» What needs to be done:
From the listing below, select every line where the word "with" appears.

» Input records:
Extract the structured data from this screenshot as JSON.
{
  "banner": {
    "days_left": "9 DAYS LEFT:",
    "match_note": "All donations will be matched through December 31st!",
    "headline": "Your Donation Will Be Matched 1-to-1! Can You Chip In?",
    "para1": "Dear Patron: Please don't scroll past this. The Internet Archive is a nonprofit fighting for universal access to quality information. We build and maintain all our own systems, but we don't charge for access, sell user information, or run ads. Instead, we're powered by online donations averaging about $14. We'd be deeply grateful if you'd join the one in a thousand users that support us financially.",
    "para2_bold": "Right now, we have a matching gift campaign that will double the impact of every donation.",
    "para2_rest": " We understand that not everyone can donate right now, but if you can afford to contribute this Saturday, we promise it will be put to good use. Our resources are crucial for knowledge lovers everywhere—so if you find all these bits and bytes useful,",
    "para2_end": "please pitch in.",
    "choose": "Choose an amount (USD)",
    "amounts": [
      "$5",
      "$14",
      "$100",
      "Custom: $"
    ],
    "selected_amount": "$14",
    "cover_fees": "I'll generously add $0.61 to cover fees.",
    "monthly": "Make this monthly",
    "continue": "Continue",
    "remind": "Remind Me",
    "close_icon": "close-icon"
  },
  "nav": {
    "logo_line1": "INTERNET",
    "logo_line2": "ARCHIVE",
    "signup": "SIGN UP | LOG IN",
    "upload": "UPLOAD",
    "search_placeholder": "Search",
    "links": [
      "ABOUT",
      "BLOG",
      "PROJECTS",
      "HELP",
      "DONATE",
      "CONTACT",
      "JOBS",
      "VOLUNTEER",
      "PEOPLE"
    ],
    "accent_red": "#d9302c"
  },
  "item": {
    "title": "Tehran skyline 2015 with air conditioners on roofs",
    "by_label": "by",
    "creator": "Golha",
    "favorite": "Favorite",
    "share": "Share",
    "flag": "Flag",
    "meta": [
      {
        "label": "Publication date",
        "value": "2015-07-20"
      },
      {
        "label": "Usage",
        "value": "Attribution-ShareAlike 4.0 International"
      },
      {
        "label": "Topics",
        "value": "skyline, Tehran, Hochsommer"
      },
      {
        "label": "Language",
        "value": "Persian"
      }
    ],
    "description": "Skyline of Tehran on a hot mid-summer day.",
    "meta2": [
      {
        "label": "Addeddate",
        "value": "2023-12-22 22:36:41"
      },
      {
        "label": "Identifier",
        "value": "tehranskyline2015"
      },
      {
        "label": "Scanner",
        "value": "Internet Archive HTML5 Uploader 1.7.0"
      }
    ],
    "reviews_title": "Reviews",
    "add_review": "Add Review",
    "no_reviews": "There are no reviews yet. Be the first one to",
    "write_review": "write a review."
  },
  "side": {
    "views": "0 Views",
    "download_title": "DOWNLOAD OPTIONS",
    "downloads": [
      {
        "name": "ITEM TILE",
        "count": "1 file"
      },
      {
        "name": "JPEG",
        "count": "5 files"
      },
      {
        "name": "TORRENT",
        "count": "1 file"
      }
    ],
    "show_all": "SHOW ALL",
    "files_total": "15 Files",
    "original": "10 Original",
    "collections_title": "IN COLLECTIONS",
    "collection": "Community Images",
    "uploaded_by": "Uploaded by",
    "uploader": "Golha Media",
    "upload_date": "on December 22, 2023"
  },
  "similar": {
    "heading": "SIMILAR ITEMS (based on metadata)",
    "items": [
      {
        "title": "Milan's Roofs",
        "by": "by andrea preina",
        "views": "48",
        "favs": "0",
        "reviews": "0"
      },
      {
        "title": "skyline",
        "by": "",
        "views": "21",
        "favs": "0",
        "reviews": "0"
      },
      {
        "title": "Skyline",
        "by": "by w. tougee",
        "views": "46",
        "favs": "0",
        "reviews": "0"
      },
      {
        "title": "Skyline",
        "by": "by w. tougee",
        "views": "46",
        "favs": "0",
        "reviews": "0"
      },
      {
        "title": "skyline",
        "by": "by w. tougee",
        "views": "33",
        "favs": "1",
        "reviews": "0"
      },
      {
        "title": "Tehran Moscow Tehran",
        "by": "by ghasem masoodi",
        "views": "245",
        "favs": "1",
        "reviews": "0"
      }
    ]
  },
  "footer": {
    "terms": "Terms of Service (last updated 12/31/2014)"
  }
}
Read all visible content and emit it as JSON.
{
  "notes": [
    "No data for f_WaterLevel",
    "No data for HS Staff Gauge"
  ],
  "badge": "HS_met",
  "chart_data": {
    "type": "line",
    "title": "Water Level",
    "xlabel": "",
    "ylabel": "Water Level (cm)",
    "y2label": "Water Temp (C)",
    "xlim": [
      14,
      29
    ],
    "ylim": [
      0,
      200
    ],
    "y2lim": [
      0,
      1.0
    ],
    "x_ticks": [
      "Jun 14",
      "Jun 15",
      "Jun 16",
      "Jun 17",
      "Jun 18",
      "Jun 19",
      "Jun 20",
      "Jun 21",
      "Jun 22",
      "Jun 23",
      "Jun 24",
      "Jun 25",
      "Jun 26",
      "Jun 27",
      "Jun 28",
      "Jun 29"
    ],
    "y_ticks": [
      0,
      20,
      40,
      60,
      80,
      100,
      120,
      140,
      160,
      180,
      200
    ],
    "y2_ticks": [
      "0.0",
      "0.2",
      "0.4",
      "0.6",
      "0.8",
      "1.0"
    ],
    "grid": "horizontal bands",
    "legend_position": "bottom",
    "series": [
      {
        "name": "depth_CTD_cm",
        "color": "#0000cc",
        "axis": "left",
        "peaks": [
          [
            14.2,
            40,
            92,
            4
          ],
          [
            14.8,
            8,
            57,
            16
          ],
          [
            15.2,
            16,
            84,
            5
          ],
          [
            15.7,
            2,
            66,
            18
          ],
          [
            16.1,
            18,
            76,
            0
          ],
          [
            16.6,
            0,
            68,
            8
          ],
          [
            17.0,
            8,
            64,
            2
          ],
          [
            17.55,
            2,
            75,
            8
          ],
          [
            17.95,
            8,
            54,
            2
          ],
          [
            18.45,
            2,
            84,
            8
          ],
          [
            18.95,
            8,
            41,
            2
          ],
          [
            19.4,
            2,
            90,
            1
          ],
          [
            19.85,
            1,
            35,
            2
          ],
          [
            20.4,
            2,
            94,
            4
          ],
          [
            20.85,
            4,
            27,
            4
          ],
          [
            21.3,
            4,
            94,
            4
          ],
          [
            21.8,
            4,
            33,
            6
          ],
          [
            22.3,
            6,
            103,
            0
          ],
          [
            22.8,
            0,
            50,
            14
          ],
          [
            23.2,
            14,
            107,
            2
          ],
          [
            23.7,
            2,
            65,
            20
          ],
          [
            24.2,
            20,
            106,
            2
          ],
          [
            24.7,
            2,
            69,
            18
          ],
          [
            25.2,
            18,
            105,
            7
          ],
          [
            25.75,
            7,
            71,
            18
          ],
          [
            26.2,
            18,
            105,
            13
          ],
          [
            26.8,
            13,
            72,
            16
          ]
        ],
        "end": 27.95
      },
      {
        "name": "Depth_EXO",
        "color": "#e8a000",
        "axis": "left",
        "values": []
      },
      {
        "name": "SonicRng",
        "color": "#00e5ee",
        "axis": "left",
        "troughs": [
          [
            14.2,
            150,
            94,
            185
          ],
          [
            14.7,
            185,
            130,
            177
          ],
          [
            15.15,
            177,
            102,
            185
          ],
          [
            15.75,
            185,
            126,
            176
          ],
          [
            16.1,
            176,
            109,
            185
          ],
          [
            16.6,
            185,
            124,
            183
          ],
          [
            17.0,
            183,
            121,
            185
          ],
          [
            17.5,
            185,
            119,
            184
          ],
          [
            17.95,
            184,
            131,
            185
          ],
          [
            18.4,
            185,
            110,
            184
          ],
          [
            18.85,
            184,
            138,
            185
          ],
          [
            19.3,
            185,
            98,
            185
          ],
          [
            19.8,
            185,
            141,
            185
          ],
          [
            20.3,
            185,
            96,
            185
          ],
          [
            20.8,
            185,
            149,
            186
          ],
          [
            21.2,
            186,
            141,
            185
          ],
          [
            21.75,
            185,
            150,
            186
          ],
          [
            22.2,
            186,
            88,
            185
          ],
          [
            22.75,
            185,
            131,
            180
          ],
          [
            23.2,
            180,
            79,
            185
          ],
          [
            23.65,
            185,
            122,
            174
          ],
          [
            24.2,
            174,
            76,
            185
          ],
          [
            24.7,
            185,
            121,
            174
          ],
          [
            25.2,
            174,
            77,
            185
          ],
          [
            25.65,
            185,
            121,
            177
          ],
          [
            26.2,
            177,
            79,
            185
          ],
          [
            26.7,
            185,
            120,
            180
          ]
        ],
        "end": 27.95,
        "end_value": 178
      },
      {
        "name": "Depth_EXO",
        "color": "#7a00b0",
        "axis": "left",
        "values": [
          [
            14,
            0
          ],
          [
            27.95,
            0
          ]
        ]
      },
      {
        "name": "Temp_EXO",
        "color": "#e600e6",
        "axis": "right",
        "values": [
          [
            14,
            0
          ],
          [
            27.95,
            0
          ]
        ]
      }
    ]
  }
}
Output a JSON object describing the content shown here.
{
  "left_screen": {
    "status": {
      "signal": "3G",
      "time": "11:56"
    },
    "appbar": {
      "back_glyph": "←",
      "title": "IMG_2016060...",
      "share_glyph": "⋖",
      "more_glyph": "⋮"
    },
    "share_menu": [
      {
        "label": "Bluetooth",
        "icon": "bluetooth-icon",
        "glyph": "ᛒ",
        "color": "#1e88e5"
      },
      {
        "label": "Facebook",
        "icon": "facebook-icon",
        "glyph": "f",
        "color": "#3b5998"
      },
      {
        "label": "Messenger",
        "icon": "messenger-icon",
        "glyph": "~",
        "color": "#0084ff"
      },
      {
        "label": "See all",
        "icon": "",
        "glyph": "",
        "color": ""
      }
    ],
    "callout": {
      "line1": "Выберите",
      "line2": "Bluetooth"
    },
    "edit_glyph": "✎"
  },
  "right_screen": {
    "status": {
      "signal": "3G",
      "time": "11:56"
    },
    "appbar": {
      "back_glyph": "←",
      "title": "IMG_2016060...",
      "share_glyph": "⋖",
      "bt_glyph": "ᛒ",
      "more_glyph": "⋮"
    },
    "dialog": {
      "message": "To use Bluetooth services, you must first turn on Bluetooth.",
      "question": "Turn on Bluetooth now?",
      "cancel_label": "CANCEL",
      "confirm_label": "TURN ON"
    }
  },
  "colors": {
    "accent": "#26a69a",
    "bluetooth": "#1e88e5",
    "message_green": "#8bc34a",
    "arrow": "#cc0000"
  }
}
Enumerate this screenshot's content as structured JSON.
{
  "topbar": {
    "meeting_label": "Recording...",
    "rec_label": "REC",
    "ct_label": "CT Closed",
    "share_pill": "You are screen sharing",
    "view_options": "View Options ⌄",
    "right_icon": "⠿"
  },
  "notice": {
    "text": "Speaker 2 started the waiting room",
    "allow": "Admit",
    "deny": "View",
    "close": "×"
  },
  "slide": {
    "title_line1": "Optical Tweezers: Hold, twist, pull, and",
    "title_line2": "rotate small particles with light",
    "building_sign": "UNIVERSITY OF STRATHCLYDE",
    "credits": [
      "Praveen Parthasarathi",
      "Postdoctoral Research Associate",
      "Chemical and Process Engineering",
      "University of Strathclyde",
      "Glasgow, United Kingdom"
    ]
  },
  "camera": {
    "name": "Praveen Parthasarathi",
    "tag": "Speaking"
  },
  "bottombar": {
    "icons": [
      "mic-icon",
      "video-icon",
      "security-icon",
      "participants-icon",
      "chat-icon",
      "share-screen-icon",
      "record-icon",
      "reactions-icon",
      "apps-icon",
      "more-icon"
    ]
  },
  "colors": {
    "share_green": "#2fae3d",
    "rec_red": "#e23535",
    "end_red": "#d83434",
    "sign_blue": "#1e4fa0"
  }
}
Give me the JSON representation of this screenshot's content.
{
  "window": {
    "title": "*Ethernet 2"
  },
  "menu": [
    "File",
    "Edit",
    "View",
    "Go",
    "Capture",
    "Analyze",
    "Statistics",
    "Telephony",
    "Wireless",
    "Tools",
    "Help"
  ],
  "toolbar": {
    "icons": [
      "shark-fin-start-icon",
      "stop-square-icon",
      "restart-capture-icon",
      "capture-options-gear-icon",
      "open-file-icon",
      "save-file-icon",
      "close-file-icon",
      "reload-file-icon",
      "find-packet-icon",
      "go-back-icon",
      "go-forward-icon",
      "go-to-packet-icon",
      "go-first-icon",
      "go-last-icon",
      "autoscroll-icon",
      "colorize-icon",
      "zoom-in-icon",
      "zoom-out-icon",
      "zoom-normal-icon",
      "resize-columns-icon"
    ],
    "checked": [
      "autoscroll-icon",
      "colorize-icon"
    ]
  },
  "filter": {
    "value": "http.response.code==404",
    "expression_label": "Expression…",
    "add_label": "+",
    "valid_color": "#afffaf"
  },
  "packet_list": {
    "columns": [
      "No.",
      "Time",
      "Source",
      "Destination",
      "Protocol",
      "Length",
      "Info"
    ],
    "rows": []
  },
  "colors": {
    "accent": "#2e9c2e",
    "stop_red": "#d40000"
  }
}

» Exercise response:
    "title": "Tehran skyline 2015 with air conditioners on roofs",
    "title_line2": "rotate small particles with light",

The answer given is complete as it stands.